== Work to do ==
Pull each line containing "étape" out of the data and copy it.

***** Records provided

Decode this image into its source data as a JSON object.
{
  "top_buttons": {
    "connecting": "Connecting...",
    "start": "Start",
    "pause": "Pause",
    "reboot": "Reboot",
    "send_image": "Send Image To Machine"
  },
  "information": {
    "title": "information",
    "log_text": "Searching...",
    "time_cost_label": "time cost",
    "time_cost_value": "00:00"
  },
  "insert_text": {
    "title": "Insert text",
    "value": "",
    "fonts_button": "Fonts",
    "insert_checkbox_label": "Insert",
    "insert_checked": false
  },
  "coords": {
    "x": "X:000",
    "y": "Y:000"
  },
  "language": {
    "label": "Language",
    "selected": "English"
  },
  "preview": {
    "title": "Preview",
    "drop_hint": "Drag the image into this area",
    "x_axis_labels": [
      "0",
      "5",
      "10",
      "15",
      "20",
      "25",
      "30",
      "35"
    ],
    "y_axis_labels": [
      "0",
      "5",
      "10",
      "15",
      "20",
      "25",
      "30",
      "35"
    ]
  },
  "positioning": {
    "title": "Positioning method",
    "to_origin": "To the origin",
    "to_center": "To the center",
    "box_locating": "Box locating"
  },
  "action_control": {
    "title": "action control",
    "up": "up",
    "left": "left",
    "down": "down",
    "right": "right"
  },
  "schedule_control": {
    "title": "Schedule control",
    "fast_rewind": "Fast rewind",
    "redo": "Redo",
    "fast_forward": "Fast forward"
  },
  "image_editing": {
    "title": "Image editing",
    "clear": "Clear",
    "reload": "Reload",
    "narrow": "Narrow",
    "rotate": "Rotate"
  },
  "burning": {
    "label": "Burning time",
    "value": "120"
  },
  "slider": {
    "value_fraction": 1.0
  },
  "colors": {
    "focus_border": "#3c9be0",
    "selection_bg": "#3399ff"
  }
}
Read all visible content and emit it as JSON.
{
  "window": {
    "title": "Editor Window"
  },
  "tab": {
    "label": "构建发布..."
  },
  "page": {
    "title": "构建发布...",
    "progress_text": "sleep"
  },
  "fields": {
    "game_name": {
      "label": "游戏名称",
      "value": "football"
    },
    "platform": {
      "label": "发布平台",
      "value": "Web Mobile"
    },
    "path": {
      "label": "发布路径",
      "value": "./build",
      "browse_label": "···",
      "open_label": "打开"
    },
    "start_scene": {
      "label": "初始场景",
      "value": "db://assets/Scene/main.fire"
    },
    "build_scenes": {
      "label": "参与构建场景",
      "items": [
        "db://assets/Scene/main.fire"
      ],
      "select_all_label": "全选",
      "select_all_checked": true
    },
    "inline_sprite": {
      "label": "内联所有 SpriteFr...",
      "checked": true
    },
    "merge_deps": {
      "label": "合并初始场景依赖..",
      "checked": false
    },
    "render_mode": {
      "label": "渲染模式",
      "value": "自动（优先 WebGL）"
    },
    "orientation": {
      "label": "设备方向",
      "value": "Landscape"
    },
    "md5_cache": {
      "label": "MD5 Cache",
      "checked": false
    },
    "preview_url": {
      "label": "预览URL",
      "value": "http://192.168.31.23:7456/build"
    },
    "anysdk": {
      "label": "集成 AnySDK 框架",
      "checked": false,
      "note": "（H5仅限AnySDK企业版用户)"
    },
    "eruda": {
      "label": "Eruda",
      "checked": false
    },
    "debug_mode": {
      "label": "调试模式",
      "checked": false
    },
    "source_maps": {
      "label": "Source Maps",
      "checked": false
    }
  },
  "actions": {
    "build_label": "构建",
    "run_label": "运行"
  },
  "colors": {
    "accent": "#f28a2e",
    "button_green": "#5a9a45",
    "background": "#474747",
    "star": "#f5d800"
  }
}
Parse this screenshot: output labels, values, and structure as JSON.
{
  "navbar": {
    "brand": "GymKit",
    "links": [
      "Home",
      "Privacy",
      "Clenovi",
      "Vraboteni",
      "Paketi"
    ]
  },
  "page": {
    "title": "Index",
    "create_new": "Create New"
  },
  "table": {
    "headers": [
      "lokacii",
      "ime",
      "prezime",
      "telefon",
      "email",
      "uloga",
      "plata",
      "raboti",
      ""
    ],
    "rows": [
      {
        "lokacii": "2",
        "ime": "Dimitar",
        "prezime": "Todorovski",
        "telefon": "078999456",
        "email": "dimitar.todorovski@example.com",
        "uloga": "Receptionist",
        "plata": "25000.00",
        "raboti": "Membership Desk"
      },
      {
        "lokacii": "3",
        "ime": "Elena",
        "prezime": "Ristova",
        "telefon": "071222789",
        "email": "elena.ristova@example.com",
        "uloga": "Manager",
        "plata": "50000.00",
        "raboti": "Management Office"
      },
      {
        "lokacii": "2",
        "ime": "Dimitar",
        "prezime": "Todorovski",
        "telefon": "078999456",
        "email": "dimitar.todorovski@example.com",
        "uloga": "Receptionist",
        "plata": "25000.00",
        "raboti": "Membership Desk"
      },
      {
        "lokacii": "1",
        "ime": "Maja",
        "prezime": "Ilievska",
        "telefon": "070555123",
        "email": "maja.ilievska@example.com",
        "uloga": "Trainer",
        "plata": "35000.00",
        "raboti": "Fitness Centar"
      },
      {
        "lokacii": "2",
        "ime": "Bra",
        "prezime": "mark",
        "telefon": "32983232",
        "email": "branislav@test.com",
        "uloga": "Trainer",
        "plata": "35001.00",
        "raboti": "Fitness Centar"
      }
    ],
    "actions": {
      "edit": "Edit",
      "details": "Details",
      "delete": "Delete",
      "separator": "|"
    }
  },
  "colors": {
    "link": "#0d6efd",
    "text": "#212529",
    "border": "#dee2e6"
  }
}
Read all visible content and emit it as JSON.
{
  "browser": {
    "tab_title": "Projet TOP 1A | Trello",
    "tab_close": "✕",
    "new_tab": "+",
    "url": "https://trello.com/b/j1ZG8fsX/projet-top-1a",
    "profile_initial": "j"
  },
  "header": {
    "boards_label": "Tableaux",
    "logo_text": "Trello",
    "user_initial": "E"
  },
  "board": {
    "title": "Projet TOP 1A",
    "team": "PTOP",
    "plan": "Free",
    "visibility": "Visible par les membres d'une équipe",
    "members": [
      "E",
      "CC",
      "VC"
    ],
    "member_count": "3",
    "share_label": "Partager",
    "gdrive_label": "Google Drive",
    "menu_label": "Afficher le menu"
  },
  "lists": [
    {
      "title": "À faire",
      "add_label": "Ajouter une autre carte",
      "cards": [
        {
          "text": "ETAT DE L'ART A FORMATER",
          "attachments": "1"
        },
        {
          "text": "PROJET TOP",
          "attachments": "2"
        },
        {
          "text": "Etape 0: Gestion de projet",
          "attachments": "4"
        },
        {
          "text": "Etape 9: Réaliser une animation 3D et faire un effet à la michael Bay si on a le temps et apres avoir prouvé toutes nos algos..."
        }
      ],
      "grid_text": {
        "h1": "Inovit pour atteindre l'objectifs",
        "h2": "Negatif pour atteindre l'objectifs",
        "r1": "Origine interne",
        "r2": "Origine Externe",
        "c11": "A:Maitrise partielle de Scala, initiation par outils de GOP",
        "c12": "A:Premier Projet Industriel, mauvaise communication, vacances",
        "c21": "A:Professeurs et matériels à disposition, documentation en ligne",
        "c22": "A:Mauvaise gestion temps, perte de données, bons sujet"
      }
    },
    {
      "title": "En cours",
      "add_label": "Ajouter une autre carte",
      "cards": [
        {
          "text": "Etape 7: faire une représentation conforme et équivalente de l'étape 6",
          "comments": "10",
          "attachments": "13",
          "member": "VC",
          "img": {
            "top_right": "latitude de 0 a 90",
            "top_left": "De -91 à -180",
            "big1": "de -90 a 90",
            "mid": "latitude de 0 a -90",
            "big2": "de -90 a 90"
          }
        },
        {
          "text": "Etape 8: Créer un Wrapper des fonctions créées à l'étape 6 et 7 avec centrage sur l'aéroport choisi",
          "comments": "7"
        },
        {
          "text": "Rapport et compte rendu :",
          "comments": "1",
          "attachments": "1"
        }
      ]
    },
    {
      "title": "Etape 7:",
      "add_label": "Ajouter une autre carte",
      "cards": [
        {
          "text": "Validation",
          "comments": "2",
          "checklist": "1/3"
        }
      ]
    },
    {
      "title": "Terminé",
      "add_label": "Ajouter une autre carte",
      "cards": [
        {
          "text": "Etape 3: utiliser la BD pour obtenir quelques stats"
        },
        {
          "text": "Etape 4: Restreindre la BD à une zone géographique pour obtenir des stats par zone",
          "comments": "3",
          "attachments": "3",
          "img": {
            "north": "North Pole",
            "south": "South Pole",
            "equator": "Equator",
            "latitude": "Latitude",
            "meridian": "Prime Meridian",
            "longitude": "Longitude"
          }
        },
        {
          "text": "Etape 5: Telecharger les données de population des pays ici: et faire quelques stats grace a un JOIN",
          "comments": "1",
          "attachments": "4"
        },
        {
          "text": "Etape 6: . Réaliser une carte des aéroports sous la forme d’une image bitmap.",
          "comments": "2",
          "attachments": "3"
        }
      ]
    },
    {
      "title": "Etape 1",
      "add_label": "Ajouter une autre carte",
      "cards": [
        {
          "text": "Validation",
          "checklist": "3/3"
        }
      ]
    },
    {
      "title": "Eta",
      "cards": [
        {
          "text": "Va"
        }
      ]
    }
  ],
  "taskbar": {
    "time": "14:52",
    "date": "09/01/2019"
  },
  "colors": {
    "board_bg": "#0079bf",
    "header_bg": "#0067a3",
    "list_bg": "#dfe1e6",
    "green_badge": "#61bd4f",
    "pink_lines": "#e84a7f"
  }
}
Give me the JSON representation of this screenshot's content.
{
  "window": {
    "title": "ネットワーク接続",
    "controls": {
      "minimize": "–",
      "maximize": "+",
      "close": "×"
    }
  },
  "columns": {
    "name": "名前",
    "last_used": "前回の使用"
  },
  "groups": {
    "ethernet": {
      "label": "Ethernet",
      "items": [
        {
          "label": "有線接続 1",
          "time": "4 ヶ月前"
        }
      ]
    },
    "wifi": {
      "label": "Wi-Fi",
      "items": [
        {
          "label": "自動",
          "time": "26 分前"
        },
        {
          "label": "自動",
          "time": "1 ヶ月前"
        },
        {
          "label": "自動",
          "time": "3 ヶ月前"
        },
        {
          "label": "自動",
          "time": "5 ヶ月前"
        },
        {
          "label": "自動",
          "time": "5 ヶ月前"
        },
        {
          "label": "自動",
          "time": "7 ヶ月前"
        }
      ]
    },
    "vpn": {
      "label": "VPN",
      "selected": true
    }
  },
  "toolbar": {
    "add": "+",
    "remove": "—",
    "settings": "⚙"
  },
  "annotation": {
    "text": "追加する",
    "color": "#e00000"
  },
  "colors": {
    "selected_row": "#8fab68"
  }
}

**********

== Output below ==
          "text": "Etape 7: faire une représentation conforme et équivalente de l'étape 6",
          "text": "Etape 8: Créer un Wrapper des fonctions créées à l'étape 6 et 7 avec centrage sur l'aéroport choisi",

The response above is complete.